## [Task directions]
Find the line that contains "Give me a plain-text"; then retype it and each line after it, exactly, through the final line of the data below.

## [Input]
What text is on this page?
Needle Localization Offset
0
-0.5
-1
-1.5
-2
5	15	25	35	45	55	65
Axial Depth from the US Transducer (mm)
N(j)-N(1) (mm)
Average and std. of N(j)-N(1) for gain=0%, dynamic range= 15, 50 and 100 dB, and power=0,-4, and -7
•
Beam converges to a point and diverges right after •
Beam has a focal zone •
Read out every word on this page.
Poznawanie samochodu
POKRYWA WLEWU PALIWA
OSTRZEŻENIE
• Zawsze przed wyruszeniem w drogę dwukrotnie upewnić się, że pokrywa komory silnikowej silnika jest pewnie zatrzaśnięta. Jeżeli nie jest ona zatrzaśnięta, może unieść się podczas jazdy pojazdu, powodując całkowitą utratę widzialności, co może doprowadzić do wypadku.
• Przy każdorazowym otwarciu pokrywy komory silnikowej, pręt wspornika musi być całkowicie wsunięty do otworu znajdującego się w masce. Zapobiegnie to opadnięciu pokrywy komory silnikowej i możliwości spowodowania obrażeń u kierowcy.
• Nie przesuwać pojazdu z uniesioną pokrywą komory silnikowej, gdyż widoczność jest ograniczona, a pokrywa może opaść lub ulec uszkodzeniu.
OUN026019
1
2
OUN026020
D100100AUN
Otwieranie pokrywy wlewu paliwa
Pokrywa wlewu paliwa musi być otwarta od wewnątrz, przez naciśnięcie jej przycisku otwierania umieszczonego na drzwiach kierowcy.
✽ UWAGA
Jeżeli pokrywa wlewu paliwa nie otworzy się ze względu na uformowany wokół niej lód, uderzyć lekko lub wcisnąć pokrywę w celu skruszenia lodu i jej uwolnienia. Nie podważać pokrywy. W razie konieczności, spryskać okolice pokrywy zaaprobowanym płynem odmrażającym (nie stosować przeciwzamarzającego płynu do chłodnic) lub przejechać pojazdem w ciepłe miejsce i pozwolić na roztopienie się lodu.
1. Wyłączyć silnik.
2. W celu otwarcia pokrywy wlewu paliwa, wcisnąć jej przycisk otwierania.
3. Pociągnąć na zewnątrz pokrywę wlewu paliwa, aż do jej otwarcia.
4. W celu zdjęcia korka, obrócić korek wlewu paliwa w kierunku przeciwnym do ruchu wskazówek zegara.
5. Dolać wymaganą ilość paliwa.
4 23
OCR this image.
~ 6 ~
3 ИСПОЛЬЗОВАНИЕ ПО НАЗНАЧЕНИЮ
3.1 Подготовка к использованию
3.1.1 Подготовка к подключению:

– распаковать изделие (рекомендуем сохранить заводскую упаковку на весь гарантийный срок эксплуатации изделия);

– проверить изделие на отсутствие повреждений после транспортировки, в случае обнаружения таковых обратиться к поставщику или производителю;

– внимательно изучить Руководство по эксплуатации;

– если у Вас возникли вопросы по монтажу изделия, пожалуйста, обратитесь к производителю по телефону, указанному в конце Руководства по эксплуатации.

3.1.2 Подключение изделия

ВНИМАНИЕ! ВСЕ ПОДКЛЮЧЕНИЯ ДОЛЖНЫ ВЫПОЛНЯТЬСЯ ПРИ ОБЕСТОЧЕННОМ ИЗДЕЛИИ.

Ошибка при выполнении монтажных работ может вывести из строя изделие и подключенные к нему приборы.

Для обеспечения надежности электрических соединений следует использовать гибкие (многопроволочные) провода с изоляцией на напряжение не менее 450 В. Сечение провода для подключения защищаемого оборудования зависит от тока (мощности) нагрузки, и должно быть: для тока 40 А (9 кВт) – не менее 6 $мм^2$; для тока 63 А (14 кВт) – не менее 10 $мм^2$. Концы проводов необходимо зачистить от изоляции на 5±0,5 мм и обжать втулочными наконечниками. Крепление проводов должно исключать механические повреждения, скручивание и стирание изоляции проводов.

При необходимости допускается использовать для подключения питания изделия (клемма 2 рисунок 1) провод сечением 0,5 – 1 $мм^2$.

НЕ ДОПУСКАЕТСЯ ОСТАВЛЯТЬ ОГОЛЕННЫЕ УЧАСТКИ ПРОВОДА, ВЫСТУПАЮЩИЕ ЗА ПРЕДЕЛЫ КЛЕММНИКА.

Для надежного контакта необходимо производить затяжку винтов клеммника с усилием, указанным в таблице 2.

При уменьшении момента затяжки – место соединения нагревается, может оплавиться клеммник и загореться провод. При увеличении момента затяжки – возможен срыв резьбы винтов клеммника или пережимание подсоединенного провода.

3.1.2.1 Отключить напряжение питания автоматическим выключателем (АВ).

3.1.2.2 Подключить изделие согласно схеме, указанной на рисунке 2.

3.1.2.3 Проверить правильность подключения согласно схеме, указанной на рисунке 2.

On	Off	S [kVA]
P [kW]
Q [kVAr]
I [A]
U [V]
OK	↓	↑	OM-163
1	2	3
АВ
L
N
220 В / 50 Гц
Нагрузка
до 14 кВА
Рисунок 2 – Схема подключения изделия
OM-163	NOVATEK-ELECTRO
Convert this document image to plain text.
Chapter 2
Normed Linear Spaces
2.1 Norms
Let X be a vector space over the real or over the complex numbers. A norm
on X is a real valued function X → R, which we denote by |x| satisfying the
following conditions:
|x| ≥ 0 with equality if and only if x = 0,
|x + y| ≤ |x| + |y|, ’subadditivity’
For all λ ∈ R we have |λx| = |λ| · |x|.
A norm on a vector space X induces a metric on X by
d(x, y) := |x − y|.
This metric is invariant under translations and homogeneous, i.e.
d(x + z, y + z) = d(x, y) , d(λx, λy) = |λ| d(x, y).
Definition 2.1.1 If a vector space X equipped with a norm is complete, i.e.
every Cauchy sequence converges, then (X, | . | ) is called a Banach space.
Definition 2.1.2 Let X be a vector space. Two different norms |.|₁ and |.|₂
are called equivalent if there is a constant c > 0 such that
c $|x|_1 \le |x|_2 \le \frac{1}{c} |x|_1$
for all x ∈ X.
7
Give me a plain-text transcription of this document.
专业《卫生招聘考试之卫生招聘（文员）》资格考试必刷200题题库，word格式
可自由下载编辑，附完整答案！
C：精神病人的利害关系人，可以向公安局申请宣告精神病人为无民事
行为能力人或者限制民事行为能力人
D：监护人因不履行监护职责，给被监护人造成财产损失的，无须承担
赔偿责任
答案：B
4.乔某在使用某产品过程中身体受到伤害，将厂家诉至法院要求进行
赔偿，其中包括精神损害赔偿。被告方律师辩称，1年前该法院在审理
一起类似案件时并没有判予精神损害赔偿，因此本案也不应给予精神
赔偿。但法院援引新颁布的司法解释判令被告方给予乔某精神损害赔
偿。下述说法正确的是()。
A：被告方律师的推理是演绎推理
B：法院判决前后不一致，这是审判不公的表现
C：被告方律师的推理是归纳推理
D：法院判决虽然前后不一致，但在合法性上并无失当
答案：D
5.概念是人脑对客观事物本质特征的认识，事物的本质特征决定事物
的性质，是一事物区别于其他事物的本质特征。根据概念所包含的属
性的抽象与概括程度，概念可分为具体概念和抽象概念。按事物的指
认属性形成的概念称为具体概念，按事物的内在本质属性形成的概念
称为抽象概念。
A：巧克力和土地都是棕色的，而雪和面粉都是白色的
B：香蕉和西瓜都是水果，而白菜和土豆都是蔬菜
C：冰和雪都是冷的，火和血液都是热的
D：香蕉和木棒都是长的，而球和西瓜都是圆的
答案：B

## [Output for this task]
Give me a plain-text transcription of this document.
专业《卫生招聘考试之卫生招聘（文员）》资格考试必刷200题题库，word格式
可自由下载编辑，附完整答案！
C：精神病人的利害关系人，可以向公安局申请宣告精神病人为无民事
行为能力人或者限制民事行为能力人
D：监护人因不履行监护职责，给被监护人造成财产损失的，无须承担
赔偿责任
答案：B
4.乔某在使用某产品过程中身体受到伤害，将厂家诉至法院要求进行
赔偿，其中包括精神损害赔偿。被告方律师辩称，1年前该法院在审理
一起类似案件时并没有判予精神损害赔偿，因此本案也不应给予精神
赔偿。但法院援引新颁布的司法解释判令被告方给予乔某精神损害赔
偿。下述说法正确的是()。
A：被告方律师的推理是演绎推理
B：法院判决前后不一致，这是审判不公的表现
C：被告方律师的推理是归纳推理
D：法院判决虽然前后不一致，但在合法性上并无失当
答案：D
5.概念是人脑对客观事物本质特征的认识，事物的本质特征决定事物
的性质，是一事物区别于其他事物的本质特征。根据概念所包含的属
性的抽象与概括程度，概念可分为具体概念和抽象概念。按事物的指
认属性形成的概念称为具体概念，按事物的内在本质属性形成的概念
称为抽象概念。
A：巧克力和土地都是棕色的，而雪和面粉都是白色的
B：香蕉和西瓜都是水果，而白菜和土豆都是蔬菜
C：冰和雪都是冷的，火和血液都是热的
D：香蕉和木棒都是长的，而球和西瓜都是圆的
答案：B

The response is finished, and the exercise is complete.